Take every line from the listing below that includes "Hotel" and copy it.
**********
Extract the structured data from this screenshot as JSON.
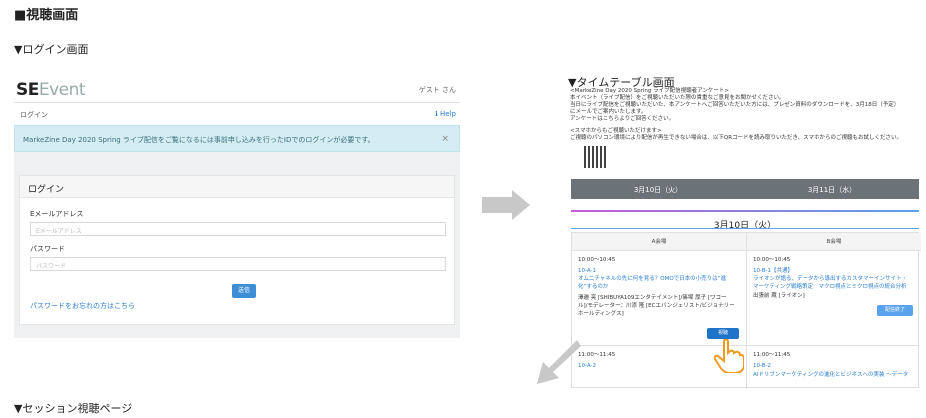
{
  "heading": "■視聴画面",
  "captions": {
    "login": "▼ログイン画面",
    "timetable": "▼タイムテーブル画面",
    "session": "▼セッション視聴ページ"
  },
  "login": {
    "logo_bold": "SE",
    "logo_rest": "Event",
    "guest": "ゲスト さん",
    "nav": "ログイン",
    "help": "ℹ Help",
    "alert": "MarkeZine Day 2020 Spring ライブ配信をご覧になるには事前申し込みを行ったIDでのログインが必要です。",
    "alert_close": "×",
    "panel_title": "ログイン",
    "email_label": "Eメールアドレス",
    "email_placeholder": "Eメールアドレス",
    "password_label": "パスワード",
    "password_placeholder": "パスワード",
    "submit": "送信",
    "forgot": "パスワードをお忘れの方はこちら"
  },
  "timetable": {
    "intro": [
      "<MarkeZine Day 2020 Spring ライブ配信視聴者アンケート>",
      "本イベント（ライブ配信）をご視聴いただいた際の貴重なご意見をお聞かせください。",
      "当日にライブ配信をご視聴いただいた、本アンケートへご回答いただいた方には、プレゼン資料のダウンロードを、3月18日（予定）",
      "にメールでご案内いたします。",
      "アンケートはこちらよりご回答ください。"
    ],
    "sp": [
      "<スマホからもご視聴いただけます>",
      "ご視聴のパソコン環境により配信が再生できない場合は、以下QRコードを読み取りいただき、スマホからのご視聴もお試しください。"
    ],
    "days": [
      "3月10日（火）",
      "3月11日（水）"
    ],
    "day_title": "3月10日（火）",
    "rooms": [
      "A会場",
      "B会場"
    ],
    "a1": {
      "time": "10:00〜10:45",
      "code": "10-A-1",
      "title": [
        "オムニチャネルの先に何を見る？OMOで日本の小売りは“進",
        "化”するのか"
      ],
      "speakers": [
        "澤邉 亮 [SHIBUYA109エンタテイメント]/篠塚 厚子 [ワコー",
        "ル]/モデレーター：川添 隆 [ECエバンジェリスト/ビジョナリー",
        "ホールディングス]"
      ],
      "button": "視聴"
    },
    "b1": {
      "time": "10:00〜10:45",
      "code": "10-B-1【共通】",
      "title": [
        "ライオンが語る、データから導出するカスタマーインサイト・",
        "マーケティング戦略策定　マクロ視点とミクロ視点の統合分析"
      ],
      "speakers": [
        "出張前 蔵 [ライオン]"
      ],
      "button": "配信終了"
    },
    "a2": {
      "time": "11:00〜11:45",
      "code": "10-A-2"
    },
    "b2": {
      "time": "11:00〜11:45",
      "code": "10-B-2",
      "title": "AIドリブンマーケティングの進化とビジネスへの実装 〜データ"
    }
  },
  "colors": {
    "accent": "#3e8ed6",
    "link": "#2a7ed1",
    "alert_bg": "#d4edf3",
    "daybar": "#6b7278",
    "arrow": "#c8c8c8",
    "hand": "#f29a1f"
  }
}
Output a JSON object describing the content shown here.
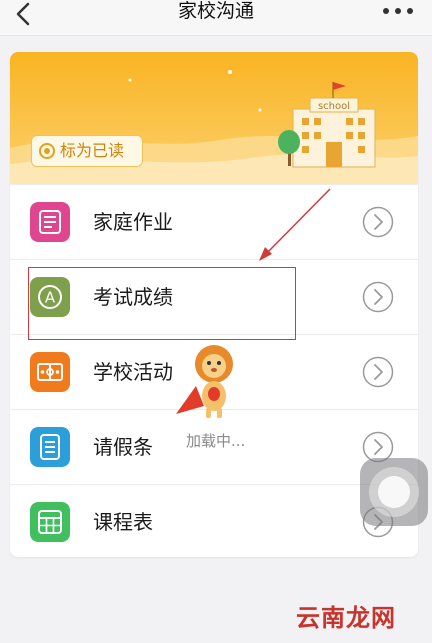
{
  "navbar": {
    "title": "家校沟通",
    "back_icon": "chevron-left-icon",
    "more_icon": "more-dots-icon"
  },
  "banner": {
    "mark_read_label": "标为已读",
    "school_sign": "school",
    "colors": {
      "sky": "#f8ba2e",
      "ground": "#fde6ab"
    }
  },
  "menu": {
    "items": [
      {
        "label": "家庭作业",
        "icon": "homework-doc-icon",
        "color": "#e0468f"
      },
      {
        "label": "考试成绩",
        "icon": "grade-a-icon",
        "color": "#7ea04c"
      },
      {
        "label": "学校活动",
        "icon": "activity-field-icon",
        "color": "#f07a1c"
      },
      {
        "label": "请假条",
        "icon": "leave-note-icon",
        "color": "#2c9ed9"
      },
      {
        "label": "课程表",
        "icon": "timetable-grid-icon",
        "color": "#41bf5e"
      }
    ]
  },
  "loading": {
    "text": "加载中..."
  },
  "watermark": {
    "text": "云南龙网"
  },
  "annotation": {
    "color": "#cf3a3a"
  }
}
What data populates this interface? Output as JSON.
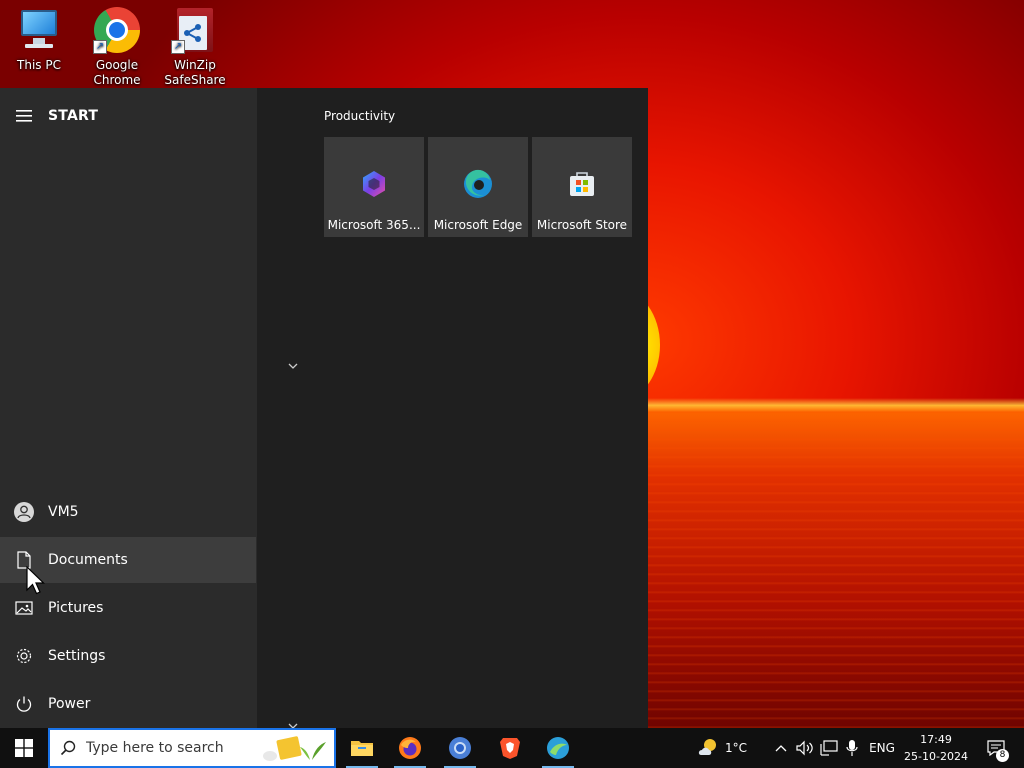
{
  "desktop": {
    "icons": [
      {
        "label_line1": "This PC",
        "label_line2": ""
      },
      {
        "label_line1": "Google",
        "label_line2": "Chrome"
      },
      {
        "label_line1": "WinZip",
        "label_line2": "SafeShare"
      }
    ]
  },
  "start_menu": {
    "title": "START",
    "left_items": [
      {
        "label": "VM5",
        "icon": "user-icon"
      },
      {
        "label": "Documents",
        "icon": "document-icon"
      },
      {
        "label": "Pictures",
        "icon": "pictures-icon"
      },
      {
        "label": "Settings",
        "icon": "gear-icon"
      },
      {
        "label": "Power",
        "icon": "power-icon"
      }
    ],
    "group_title": "Productivity",
    "tiles": [
      {
        "label": "Microsoft 365...",
        "icon": "microsoft-365-icon"
      },
      {
        "label": "Microsoft Edge",
        "icon": "edge-icon"
      },
      {
        "label": "Microsoft Store",
        "icon": "store-icon"
      }
    ]
  },
  "taskbar": {
    "search_placeholder": "Type here to search",
    "apps": [
      "file-explorer-icon",
      "firefox-icon",
      "chrome-icon",
      "brave-icon",
      "app-icon"
    ],
    "weather": "1°C",
    "language": "ENG",
    "time": "17:49",
    "date": "25-10-2024",
    "notifications_count": "8"
  },
  "colors": {
    "accent": "#1a73e8",
    "start_bg": "#1f1f1f",
    "start_left_bg": "#2b2b2b",
    "tile_bg": "#3a3a3a",
    "taskbar_bg": "#101010"
  }
}
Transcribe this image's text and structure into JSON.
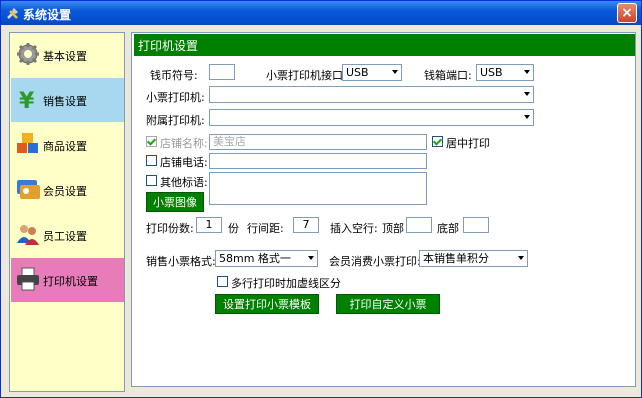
{
  "window": {
    "title": "系统设置",
    "close_glyph": "×"
  },
  "sidebar": {
    "items": [
      {
        "label": "基本设置",
        "icon": "gear-icon"
      },
      {
        "label": "销售设置",
        "icon": "yen-icon"
      },
      {
        "label": "商品设置",
        "icon": "boxes-icon"
      },
      {
        "label": "会员设置",
        "icon": "member-card-icon"
      },
      {
        "label": "员工设置",
        "icon": "staff-icon"
      },
      {
        "label": "打印机设置",
        "icon": "printer-icon"
      }
    ]
  },
  "main": {
    "header": "打印机设置",
    "currency_label": "钱币符号:",
    "currency_value": "",
    "receipt_port_label": "小票打印机接口:",
    "receipt_port_value": "USB",
    "drawer_port_label": "钱箱端口:",
    "drawer_port_value": "USB",
    "receipt_printer_label": "小票打印机:",
    "receipt_printer_value": "",
    "extra_printer_label": "附属打印机:",
    "extra_printer_value": "",
    "store_name_label": "店铺名称:",
    "store_name_value": "美宝店",
    "center_print_label": "居中打印",
    "store_phone_label": "店铺电话:",
    "store_phone_value": "",
    "other_label": "其他标语:",
    "other_value": "",
    "receipt_image_button": "小票图像",
    "copies_label": "打印份数:",
    "copies_value": "1",
    "copies_unit": "份",
    "line_spacing_label": "行间距:",
    "line_spacing_value": "7",
    "insert_blank_label": "插入空行:",
    "top_label": "顶部",
    "top_value": "",
    "bottom_label": "底部",
    "bottom_value": "",
    "sales_format_label": "销售小票格式:",
    "sales_format_value": "58mm 格式一",
    "member_receipt_label": "会员消费小票打印:",
    "member_receipt_value": "本销售单积分",
    "multi_line_label": "多行打印时加虚线区分",
    "set_template_button": "设置打印小票模板",
    "custom_receipt_button": "打印自定义小票"
  }
}
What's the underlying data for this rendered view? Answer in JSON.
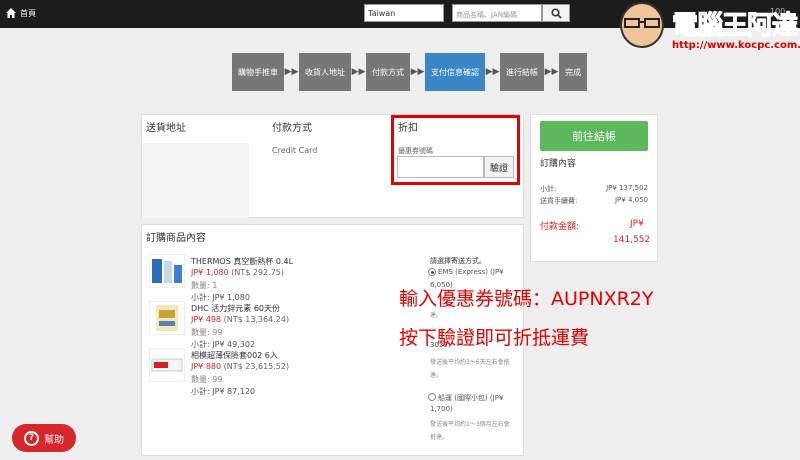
{
  "header": {
    "home_label": "首頁",
    "country_value": "Taiwan",
    "search_placeholder": "商品名稱、JAN編碼",
    "cart_count": "100"
  },
  "watermark": {
    "title": "電腦王阿達",
    "url": "http://www.kocpc.com.tw"
  },
  "steps": [
    {
      "label": "購物手推車"
    },
    {
      "label": "收貨人地址"
    },
    {
      "label": "付款方式"
    },
    {
      "label": "支付信息確認"
    },
    {
      "label": "進行結帳"
    },
    {
      "label": "完成"
    }
  ],
  "address": {
    "title": "送貨地址"
  },
  "payment": {
    "title": "付款方式",
    "value": "Credit Card"
  },
  "discount": {
    "title": "折扣",
    "coupon_label": "優惠券號碼",
    "verify_label": "驗證"
  },
  "order": {
    "title": "訂購商品內容",
    "items": [
      {
        "name": "THERMOS 真空斷熱杯 0.4L",
        "price_jp": "JP¥ 1,080",
        "price_nt": "(NT$ 292.75)",
        "qty": "數量: 1",
        "subtotal": "小計: JP¥ 1,080"
      },
      {
        "name": "DHC 活力鋅元素 60天份",
        "price_jp": "JP¥ 498",
        "price_nt": "(NT$ 13,364.24)",
        "qty": "數量: 99",
        "subtotal": "小計: JP¥ 49,302"
      },
      {
        "name": "相模超薄保險套002 6入",
        "price_jp": "JP¥ 880",
        "price_nt": "(NT$ 23,615.52)",
        "qty": "數量: 99",
        "subtotal": "小計: JP¥ 87,120"
      }
    ]
  },
  "shipping": {
    "title": "請選擇寄送方式。",
    "opt1_label": "EMS (Express) (JP¥",
    "opt1_price": "6,050)",
    "opt1_note": "達。",
    "opt2_price": "3025)",
    "opt2_note1": "發送後平均約3～6天左右會抵",
    "opt2_note2": "達。",
    "opt3_label": "船運 (國際小包) (JP¥",
    "opt3_price": "1,700)",
    "opt3_note1": "發送後平均約1～3個月左右會",
    "opt3_note2": "抵達。"
  },
  "summary": {
    "checkout_label": "前往結帳",
    "title": "訂購內容",
    "subtotal_label": "小計:",
    "subtotal_value": "JP¥ 137,502",
    "shipping_label": "送貨手續費:",
    "shipping_value": "JP¥ 4,050",
    "total_label": "付款金額:",
    "total_currency": "JP¥",
    "total_value": "141,552"
  },
  "annotation": {
    "line1": "輸入優惠券號碼：AUPNXR2Y",
    "line2": "按下驗證即可折抵運費"
  },
  "help": {
    "label": "幫助"
  },
  "colors": {
    "accent": "#3a86c8",
    "checkout": "#5cb85c",
    "price_red": "#e02020",
    "annotation": "#e60000"
  }
}
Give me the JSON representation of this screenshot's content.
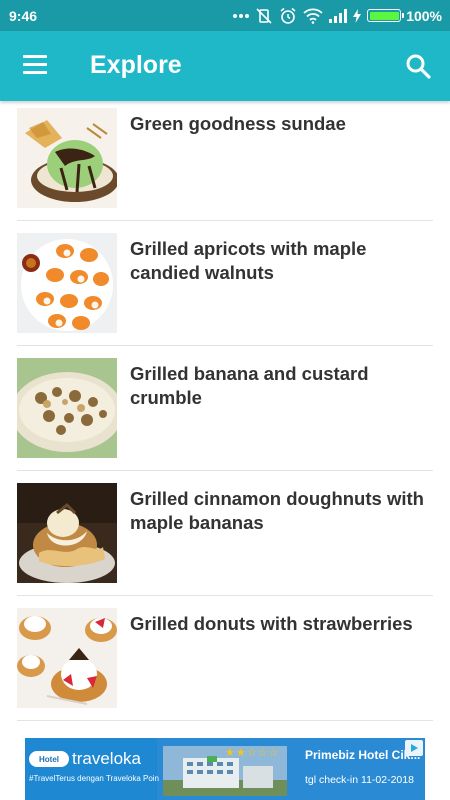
{
  "status_bar": {
    "time": "9:46",
    "battery_percent": "100%",
    "icons": [
      "more-dots-icon",
      "vibrate-off-icon",
      "alarm-icon",
      "wifi-icon",
      "signal-icon",
      "charging-icon",
      "battery-icon"
    ]
  },
  "app_bar": {
    "title": "Explore",
    "menu_icon": "menu-icon",
    "search_icon": "search-icon"
  },
  "colors": {
    "status_bar": "#199aa6",
    "app_bar": "#1fb8c8",
    "title_text": "#333333",
    "divider": "#e3e3e3",
    "ad_background": "#2a8bd4"
  },
  "recipes": [
    {
      "title": "Green goodness sundae",
      "image": "green-sundae-photo"
    },
    {
      "title": "Grilled apricots with maple candied walnuts",
      "image": "grilled-apricots-photo"
    },
    {
      "title": "Grilled banana and custard crumble",
      "image": "banana-crumble-photo"
    },
    {
      "title": "Grilled cinnamon doughnuts with maple bananas",
      "image": "cinnamon-doughnuts-photo"
    },
    {
      "title": "Grilled donuts with strawberries",
      "image": "donuts-strawberries-photo"
    }
  ],
  "ad": {
    "hotel_label": "Hotel",
    "brand": "traveloka",
    "tagline": "#TravelTerus dengan Traveloka Poin",
    "headline": "Primebiz Hotel Cik...",
    "details": "tgl check-in 11-02-2018",
    "stars": "★★☆☆☆"
  }
}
**********
Result of the exercise:
    "hotel_label": "Hotel",
    "headline": "Primebiz Hotel Cik...",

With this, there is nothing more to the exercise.